(Saved entries)
[start]
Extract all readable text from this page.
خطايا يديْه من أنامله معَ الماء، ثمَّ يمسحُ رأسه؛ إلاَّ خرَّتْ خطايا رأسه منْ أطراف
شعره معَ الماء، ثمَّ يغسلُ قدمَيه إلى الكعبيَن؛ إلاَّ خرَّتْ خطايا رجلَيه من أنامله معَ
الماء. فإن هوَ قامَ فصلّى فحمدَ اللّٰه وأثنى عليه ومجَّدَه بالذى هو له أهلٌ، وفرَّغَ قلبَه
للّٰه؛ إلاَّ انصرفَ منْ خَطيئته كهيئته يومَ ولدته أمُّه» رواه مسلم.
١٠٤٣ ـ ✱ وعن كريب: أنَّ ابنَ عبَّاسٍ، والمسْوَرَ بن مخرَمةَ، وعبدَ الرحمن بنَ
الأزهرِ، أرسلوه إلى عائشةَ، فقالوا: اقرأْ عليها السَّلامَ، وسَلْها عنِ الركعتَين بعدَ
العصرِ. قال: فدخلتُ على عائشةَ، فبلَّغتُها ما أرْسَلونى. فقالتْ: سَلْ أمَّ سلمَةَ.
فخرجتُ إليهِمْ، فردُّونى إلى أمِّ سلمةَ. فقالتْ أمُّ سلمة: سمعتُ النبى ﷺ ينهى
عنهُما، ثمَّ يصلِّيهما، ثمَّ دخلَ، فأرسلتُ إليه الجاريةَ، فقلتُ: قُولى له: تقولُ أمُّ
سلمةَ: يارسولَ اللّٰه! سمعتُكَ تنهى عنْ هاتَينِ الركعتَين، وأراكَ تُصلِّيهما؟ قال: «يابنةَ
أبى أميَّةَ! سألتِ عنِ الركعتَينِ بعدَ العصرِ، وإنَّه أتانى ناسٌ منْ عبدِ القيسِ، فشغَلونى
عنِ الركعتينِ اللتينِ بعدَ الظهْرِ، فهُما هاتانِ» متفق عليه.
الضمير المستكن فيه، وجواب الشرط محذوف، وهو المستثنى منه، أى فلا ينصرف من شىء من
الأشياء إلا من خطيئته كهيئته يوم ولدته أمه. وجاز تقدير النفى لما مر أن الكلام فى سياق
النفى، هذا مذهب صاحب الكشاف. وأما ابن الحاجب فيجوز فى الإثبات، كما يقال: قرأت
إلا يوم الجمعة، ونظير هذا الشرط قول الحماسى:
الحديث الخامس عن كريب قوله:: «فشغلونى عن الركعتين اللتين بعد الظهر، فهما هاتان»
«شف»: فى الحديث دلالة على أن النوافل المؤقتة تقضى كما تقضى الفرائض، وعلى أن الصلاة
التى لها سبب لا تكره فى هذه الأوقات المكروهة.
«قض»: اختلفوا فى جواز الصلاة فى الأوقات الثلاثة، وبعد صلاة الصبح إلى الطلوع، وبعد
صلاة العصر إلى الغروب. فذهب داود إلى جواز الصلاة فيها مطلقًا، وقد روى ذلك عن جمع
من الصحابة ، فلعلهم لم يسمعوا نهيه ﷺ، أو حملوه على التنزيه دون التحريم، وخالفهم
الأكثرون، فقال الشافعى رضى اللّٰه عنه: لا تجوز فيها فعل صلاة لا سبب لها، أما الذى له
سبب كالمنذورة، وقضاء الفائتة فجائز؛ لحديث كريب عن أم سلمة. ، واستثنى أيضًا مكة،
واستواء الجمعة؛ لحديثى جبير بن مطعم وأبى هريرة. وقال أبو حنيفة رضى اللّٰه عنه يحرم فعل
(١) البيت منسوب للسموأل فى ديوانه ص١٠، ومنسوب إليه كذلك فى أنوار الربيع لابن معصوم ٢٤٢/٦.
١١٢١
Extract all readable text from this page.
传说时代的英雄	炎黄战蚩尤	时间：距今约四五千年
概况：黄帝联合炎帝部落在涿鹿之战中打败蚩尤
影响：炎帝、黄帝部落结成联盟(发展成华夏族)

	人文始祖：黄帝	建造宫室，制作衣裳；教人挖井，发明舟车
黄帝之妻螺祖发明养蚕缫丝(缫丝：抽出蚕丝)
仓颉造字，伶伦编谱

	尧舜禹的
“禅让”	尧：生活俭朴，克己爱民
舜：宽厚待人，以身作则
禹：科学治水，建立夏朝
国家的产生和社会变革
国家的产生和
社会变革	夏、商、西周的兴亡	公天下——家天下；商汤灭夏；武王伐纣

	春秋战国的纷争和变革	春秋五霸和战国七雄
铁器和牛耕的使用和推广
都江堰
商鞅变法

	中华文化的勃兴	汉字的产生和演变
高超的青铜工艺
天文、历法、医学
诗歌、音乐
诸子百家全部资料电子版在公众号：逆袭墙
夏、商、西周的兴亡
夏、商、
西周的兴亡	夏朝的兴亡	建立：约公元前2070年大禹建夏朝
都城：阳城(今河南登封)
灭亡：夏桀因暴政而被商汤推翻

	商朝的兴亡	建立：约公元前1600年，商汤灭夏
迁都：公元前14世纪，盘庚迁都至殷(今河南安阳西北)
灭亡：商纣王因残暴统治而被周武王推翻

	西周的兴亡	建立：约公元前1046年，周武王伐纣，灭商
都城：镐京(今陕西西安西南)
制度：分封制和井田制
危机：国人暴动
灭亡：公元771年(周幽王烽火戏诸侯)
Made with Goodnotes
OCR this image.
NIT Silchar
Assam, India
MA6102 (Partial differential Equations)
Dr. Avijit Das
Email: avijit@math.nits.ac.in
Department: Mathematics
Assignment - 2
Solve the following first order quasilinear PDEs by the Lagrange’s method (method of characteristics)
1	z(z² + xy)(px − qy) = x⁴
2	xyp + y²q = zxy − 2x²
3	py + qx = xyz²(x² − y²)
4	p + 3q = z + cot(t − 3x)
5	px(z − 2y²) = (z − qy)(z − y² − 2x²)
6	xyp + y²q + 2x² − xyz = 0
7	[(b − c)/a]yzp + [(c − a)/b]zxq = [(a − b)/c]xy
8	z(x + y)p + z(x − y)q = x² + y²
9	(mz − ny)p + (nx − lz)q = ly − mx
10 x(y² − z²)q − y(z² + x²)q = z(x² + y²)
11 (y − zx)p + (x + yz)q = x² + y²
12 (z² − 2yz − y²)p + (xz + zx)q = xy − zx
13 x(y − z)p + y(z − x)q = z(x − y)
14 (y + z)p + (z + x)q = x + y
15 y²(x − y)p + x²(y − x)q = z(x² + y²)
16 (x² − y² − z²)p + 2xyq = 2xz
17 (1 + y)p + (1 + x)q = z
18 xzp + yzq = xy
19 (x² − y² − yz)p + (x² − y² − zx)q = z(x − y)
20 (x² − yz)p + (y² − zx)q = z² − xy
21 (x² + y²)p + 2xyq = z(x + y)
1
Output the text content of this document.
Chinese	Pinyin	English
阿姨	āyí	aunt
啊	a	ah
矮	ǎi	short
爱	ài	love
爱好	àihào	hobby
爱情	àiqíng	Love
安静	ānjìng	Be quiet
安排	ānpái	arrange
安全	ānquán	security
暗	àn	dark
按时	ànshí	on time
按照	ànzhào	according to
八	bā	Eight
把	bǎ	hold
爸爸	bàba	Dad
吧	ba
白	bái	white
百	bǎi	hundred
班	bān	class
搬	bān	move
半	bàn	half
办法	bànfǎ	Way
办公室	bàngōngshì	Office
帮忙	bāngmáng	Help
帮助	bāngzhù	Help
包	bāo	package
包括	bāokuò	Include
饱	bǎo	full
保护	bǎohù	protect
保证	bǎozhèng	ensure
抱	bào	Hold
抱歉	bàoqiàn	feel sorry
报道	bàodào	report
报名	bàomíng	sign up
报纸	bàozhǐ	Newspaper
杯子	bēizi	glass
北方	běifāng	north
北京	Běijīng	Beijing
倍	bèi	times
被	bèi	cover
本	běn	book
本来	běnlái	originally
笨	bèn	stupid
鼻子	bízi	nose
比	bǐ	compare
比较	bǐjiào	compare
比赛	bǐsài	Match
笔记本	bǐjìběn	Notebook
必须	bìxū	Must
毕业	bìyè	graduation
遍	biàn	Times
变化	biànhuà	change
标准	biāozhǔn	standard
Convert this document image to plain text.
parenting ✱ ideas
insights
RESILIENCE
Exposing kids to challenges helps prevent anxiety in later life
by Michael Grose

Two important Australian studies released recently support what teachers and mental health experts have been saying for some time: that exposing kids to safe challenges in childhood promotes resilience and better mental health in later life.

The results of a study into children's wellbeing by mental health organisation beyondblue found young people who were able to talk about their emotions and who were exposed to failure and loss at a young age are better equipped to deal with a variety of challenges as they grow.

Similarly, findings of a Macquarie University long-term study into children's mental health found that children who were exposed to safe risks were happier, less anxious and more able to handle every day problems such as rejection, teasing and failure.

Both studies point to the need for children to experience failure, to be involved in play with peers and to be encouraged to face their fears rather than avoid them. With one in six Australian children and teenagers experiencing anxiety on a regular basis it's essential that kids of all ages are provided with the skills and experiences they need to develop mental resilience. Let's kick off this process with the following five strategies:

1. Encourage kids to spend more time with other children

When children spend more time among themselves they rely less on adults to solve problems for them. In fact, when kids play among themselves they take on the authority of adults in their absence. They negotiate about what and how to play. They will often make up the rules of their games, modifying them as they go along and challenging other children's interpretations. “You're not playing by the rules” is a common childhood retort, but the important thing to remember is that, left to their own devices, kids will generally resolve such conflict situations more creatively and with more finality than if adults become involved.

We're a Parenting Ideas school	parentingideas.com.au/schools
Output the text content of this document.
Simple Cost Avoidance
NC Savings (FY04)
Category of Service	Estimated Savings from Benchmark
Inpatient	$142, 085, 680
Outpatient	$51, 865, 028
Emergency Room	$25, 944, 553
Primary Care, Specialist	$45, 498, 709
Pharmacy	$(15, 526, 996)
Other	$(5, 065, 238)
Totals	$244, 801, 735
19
[end]
» **AIM OF THE TASK**
Look through the data above. Copy every line with the string "anxiety" in it.

» **ANSWER TO THE PROBLEM**
Exposing kids to challenges helps prevent anxiety in later life
Both studies point to the need for children to experience failure, to be involved in play with peers and to be encouraged to face their fears rather than avoid them. With one in six Australian children and teenagers experiencing anxiety on a regular basis it's essential that kids of all ages are provided with the skills and experiences they need to develop mental resilience. Let's kick off this process with the following five strategies:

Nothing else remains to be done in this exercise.